Each line that holds the string "image" counts once; say how many such lines there are and add nothing.

● **Dataset rows**
++++++++++++++++++++

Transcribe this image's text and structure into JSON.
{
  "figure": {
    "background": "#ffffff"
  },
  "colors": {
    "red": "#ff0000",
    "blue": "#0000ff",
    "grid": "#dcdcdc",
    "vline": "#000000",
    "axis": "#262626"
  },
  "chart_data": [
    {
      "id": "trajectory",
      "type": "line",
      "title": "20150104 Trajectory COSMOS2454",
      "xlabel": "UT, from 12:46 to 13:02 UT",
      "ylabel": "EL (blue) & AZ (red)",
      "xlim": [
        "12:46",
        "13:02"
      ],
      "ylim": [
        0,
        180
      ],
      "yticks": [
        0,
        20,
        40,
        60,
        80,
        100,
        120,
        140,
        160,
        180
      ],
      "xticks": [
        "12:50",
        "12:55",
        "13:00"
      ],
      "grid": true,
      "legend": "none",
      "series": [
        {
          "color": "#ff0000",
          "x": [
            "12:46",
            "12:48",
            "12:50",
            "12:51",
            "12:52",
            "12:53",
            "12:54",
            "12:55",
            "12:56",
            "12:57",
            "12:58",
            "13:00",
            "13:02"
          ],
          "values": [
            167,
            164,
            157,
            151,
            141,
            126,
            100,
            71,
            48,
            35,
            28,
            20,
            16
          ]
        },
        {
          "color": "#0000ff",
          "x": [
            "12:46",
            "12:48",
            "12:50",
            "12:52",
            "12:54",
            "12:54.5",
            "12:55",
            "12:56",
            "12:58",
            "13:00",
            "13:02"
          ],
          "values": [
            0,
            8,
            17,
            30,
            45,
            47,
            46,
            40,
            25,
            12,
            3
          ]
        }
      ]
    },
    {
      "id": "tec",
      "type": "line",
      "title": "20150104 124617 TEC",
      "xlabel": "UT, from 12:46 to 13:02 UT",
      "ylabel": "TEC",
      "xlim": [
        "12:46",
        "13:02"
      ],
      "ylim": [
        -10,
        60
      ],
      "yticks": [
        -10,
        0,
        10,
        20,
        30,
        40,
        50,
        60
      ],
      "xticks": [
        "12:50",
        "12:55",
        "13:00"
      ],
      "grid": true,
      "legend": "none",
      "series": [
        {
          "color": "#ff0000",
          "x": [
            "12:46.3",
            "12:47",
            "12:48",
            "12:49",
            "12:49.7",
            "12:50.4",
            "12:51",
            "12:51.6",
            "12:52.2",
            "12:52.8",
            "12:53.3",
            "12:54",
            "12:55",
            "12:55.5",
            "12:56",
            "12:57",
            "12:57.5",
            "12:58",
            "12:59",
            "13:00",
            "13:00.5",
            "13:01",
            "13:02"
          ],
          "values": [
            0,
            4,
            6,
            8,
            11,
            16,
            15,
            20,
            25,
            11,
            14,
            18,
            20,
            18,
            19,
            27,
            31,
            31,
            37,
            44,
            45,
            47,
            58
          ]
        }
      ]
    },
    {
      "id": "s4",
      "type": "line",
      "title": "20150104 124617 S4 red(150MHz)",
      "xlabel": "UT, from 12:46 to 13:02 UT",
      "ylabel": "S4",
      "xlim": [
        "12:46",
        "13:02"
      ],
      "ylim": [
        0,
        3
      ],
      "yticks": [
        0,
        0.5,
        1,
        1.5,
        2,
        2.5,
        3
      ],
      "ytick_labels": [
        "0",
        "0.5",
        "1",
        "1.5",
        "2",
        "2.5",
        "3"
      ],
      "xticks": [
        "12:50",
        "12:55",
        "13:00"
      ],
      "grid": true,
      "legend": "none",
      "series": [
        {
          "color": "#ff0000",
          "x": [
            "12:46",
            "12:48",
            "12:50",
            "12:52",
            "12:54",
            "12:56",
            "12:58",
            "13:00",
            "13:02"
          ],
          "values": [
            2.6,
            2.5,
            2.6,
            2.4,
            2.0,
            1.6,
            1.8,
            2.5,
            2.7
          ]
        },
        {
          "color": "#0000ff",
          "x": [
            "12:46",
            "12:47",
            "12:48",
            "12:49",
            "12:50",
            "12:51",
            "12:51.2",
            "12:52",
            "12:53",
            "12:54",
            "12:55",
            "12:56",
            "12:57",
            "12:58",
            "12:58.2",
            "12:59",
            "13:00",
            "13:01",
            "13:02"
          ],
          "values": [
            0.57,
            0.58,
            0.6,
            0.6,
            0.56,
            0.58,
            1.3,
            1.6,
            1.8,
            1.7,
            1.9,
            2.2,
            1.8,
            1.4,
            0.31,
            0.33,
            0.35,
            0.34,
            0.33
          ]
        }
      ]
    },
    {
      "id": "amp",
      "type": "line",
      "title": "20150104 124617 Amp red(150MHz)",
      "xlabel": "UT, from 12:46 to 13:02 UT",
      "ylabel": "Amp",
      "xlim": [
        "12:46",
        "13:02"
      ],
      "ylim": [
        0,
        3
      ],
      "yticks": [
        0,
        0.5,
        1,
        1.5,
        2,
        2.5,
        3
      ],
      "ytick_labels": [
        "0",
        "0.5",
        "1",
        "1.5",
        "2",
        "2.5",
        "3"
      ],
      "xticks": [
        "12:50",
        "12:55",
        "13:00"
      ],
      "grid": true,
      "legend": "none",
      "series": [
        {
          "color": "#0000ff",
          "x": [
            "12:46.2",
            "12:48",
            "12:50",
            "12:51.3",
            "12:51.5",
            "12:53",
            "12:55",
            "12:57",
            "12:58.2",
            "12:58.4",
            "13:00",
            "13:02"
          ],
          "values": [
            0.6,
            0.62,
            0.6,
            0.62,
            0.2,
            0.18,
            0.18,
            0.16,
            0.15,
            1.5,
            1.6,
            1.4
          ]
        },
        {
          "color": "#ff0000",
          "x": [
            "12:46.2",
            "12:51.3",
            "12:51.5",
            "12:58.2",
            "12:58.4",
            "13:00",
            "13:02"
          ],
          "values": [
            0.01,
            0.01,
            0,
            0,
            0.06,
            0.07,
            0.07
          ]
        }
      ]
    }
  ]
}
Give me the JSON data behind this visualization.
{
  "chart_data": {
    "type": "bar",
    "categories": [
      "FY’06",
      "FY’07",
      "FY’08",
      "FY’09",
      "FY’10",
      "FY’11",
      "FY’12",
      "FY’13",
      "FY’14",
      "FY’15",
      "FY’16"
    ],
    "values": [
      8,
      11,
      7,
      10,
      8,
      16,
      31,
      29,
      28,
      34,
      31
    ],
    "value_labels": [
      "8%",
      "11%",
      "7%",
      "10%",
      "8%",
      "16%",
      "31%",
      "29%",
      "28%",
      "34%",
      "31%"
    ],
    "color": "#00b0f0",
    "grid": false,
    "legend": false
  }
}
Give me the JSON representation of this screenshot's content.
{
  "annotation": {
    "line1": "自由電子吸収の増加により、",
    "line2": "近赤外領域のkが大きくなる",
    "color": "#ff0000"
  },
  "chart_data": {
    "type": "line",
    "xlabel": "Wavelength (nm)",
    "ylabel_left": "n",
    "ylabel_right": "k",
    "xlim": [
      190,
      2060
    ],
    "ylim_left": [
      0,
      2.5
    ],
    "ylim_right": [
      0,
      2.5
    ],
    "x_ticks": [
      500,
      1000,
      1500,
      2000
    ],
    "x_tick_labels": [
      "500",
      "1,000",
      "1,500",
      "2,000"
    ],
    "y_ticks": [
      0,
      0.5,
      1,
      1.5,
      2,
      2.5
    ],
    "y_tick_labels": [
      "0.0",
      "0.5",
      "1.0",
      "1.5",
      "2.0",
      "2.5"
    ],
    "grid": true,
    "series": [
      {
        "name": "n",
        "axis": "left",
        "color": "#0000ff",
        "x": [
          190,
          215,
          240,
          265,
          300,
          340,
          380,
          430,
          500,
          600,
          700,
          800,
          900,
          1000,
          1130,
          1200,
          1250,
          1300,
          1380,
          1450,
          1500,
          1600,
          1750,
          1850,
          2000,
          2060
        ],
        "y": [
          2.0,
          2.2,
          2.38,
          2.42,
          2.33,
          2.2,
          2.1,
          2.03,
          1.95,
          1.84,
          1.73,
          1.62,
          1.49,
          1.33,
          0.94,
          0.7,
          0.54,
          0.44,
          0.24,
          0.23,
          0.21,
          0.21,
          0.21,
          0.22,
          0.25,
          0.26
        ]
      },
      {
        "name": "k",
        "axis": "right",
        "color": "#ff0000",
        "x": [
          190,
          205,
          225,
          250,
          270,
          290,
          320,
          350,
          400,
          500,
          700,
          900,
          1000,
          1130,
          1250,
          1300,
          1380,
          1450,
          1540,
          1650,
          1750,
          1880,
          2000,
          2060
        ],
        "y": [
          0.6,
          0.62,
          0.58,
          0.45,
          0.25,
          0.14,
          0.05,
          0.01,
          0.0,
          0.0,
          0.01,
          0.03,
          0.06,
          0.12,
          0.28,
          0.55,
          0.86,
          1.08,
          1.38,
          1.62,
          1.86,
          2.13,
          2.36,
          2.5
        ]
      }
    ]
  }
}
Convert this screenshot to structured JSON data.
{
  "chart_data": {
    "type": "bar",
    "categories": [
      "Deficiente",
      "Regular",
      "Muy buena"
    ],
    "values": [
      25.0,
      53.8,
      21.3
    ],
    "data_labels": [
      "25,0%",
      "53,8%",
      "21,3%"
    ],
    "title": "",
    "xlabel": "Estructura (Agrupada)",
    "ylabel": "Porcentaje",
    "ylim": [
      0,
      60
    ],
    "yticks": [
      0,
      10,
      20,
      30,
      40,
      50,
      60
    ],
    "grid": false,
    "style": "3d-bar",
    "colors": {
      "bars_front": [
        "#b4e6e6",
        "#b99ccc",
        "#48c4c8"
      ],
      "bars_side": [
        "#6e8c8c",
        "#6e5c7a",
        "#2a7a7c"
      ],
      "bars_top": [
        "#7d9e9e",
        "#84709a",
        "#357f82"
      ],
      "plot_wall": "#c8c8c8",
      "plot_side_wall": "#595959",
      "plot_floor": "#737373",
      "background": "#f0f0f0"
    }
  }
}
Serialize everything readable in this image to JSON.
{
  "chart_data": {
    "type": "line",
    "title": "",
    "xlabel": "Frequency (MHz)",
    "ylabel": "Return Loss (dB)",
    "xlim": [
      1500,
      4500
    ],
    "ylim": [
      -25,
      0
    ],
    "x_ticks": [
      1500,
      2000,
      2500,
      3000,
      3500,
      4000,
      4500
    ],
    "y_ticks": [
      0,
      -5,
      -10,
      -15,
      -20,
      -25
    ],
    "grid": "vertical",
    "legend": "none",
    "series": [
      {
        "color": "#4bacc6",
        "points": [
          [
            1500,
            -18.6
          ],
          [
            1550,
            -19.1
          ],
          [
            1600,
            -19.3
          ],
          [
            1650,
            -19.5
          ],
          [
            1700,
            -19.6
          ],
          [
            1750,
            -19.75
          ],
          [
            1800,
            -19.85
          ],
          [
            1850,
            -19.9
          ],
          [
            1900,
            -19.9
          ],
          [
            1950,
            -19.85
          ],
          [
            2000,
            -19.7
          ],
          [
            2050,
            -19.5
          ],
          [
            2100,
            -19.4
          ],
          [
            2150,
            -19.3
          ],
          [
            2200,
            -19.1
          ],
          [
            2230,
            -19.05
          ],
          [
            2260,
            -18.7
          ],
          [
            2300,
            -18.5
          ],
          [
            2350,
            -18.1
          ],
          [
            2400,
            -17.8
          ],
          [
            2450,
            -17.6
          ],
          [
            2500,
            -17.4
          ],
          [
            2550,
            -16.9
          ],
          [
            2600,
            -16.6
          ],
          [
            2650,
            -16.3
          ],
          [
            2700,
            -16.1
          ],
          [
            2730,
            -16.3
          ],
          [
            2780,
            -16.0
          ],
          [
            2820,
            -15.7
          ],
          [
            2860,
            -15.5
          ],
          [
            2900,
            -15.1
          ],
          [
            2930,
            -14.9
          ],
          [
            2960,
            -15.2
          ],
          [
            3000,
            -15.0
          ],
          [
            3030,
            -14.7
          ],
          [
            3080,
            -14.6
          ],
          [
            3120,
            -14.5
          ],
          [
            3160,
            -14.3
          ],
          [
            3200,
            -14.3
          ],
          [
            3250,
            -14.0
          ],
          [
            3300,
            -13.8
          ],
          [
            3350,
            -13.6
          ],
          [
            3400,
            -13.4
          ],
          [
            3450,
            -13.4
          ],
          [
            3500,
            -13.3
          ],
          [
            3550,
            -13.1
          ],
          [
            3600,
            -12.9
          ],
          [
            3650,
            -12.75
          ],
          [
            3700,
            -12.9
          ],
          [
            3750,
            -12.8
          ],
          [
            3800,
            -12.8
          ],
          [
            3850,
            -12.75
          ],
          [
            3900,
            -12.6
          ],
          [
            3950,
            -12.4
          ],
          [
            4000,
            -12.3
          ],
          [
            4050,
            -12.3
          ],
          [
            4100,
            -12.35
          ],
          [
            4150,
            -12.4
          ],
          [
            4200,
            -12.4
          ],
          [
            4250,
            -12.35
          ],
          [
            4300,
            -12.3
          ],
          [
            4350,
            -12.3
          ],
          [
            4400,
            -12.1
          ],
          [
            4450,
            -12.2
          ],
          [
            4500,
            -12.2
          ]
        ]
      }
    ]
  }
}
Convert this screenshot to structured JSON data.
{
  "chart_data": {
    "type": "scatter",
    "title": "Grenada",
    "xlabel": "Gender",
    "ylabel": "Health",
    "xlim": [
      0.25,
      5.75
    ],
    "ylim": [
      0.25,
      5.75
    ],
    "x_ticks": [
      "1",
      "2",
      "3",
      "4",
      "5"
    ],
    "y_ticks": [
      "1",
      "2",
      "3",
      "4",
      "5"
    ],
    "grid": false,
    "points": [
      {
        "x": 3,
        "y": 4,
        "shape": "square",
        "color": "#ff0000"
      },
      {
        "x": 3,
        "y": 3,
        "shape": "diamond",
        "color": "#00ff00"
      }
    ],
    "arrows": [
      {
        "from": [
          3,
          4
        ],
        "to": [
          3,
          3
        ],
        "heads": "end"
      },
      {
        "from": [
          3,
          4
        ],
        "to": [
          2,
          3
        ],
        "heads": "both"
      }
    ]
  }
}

++++++++++++++++++++

● **Solution to the exercise**
2